» **Problem details**
Show every line in the entries below where the word "超融合智能终端" appears.
----- Supplied records -----
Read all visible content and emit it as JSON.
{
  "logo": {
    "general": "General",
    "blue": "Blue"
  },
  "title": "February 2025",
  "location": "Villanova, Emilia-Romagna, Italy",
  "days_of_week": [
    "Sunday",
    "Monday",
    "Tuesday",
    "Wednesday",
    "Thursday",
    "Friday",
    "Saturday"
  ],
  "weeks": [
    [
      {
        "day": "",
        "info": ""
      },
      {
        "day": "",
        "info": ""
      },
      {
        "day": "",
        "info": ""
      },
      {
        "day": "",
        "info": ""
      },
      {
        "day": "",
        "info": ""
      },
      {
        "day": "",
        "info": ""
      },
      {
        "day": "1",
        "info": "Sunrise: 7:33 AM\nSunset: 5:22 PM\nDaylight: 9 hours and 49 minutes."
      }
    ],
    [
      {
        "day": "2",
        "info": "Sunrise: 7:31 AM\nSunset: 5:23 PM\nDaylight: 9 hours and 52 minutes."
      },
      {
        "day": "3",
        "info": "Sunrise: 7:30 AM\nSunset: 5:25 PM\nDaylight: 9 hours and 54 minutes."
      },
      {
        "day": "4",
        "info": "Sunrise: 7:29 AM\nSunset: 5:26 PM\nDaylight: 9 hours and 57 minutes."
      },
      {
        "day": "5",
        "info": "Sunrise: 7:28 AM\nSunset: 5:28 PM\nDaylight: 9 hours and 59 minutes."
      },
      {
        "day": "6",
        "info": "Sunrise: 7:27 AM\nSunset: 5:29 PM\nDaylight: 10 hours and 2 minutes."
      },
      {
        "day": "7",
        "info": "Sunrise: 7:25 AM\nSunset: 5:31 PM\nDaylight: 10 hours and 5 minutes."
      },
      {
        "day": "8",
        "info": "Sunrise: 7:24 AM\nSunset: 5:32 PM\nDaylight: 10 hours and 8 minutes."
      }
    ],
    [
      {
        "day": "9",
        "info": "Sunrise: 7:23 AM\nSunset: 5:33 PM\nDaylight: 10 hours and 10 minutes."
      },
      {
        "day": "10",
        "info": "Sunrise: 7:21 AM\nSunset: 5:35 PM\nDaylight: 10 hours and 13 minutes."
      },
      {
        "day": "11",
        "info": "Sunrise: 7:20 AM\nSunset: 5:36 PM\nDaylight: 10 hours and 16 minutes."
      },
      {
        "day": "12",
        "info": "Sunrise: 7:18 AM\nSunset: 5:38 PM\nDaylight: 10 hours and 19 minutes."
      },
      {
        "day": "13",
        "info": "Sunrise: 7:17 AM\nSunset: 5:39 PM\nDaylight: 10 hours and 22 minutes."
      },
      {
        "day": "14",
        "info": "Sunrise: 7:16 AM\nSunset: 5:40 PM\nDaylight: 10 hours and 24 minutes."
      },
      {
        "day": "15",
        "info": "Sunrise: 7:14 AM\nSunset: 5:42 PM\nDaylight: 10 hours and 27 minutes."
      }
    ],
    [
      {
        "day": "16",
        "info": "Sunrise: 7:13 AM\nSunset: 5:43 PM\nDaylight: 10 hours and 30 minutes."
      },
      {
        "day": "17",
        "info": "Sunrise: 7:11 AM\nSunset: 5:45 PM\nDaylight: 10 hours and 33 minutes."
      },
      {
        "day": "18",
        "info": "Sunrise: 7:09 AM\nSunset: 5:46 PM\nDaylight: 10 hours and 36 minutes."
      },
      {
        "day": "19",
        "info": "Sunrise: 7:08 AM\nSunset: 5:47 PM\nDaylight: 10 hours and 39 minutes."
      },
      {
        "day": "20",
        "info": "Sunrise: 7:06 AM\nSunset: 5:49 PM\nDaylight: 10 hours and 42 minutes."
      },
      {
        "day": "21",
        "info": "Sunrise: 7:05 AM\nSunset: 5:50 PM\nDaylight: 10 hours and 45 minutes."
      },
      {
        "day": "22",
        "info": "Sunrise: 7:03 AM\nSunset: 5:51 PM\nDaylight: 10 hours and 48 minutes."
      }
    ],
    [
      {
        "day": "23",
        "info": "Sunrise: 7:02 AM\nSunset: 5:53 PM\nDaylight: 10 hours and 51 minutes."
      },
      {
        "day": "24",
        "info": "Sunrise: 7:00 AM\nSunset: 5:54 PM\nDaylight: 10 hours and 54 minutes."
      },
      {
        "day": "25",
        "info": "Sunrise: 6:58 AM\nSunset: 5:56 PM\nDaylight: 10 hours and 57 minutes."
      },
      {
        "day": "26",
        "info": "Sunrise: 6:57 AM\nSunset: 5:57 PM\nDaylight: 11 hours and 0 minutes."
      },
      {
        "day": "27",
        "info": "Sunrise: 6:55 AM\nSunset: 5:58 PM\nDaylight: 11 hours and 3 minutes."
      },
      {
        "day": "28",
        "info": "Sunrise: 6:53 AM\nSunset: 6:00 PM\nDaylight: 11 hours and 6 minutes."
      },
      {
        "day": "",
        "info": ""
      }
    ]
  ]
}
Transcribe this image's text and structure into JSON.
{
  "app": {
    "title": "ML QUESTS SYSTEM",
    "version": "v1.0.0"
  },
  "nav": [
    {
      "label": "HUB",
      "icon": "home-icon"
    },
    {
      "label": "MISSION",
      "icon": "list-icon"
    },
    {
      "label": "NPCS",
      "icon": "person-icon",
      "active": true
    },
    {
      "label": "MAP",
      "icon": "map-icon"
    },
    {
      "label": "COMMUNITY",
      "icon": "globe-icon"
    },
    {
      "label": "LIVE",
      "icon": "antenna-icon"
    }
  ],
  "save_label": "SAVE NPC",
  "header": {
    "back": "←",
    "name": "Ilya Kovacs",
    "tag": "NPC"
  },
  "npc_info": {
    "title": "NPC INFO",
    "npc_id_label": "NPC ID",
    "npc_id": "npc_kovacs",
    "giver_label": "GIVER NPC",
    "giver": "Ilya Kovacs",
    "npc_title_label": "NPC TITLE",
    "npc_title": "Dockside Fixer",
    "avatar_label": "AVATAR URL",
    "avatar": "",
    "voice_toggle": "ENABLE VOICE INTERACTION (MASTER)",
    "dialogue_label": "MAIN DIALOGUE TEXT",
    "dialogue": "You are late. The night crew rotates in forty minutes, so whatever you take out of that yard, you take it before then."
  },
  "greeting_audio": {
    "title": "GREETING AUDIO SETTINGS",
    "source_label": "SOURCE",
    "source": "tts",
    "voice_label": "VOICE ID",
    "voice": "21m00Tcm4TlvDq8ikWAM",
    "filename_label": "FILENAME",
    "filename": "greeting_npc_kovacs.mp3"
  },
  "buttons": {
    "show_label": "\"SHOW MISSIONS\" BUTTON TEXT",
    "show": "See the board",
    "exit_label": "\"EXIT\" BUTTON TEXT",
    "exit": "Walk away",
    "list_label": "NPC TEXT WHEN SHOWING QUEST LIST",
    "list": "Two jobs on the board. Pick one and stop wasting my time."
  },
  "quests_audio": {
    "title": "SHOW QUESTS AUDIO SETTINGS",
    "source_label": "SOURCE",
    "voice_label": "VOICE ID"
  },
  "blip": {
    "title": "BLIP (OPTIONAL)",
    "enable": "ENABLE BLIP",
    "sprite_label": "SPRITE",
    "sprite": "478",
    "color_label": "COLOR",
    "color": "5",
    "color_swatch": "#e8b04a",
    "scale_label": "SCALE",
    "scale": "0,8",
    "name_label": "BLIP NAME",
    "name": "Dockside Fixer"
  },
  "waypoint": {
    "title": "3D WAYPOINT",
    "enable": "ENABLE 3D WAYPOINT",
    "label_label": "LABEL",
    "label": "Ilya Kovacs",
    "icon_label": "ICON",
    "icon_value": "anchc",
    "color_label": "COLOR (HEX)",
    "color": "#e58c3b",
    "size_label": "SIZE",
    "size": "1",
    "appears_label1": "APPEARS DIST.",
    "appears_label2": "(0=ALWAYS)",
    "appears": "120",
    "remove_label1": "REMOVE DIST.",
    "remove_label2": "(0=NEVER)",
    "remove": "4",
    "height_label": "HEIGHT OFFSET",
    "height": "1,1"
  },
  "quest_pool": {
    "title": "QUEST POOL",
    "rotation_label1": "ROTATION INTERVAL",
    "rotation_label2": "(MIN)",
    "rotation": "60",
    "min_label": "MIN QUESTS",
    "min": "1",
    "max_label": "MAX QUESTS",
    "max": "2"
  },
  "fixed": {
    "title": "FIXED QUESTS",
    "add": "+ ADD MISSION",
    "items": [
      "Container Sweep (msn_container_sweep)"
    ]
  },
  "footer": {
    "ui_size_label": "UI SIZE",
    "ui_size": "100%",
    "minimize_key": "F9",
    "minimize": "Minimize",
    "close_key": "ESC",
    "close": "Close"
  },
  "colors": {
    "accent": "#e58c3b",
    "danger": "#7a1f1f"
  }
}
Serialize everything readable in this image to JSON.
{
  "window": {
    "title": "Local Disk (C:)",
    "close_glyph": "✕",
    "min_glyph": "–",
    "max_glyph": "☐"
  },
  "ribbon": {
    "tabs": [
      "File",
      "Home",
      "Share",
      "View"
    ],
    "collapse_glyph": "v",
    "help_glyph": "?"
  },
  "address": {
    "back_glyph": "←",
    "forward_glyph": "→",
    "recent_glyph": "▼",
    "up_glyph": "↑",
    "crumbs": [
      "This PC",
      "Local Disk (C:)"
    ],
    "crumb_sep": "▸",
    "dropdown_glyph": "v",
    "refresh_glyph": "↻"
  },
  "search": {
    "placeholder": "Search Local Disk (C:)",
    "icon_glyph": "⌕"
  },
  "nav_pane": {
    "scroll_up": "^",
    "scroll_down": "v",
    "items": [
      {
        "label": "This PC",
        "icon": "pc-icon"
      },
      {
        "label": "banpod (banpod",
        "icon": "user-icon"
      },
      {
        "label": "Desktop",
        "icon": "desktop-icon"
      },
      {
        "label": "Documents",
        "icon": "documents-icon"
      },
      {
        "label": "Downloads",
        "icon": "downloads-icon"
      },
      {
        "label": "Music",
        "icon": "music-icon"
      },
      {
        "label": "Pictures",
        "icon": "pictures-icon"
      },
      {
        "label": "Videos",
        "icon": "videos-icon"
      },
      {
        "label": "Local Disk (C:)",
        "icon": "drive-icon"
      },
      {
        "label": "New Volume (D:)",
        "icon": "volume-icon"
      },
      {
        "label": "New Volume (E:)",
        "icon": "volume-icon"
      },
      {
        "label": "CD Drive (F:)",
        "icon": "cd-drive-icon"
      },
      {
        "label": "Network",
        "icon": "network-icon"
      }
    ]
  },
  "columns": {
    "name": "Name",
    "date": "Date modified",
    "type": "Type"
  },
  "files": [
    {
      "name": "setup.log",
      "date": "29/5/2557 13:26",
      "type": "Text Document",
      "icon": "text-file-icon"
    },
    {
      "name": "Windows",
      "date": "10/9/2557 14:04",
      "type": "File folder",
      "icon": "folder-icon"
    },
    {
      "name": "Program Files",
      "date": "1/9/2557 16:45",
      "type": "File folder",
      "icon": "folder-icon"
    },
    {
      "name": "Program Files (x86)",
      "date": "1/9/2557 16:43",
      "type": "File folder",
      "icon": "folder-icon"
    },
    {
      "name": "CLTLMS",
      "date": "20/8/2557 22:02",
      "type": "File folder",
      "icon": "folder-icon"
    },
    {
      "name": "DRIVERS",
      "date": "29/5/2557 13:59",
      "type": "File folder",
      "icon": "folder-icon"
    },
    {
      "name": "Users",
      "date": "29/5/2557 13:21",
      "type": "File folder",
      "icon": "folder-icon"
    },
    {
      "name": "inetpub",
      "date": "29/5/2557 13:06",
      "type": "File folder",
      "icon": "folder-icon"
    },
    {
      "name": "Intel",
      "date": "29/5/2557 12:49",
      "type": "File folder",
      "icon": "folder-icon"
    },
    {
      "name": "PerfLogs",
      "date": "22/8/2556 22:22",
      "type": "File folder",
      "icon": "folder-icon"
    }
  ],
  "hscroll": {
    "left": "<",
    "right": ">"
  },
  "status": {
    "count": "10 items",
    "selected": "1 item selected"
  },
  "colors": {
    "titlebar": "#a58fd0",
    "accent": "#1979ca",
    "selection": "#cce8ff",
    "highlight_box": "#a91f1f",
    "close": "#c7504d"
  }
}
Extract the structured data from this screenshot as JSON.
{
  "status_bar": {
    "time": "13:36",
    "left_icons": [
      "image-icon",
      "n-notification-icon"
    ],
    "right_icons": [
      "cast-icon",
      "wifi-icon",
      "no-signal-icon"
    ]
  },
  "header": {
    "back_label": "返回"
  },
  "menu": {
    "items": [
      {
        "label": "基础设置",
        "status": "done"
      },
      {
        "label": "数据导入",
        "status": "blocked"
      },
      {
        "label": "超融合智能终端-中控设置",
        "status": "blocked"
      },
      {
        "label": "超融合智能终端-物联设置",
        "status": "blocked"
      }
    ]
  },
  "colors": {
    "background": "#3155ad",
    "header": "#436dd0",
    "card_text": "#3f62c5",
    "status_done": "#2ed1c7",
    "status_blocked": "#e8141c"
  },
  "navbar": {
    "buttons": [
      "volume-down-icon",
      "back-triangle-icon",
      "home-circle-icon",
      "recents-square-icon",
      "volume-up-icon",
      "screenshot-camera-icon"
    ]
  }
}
-----
» **Result of the exercise**
        "label": "超融合智能终端-中控设置",
        "label": "超融合智能终端-物联设置",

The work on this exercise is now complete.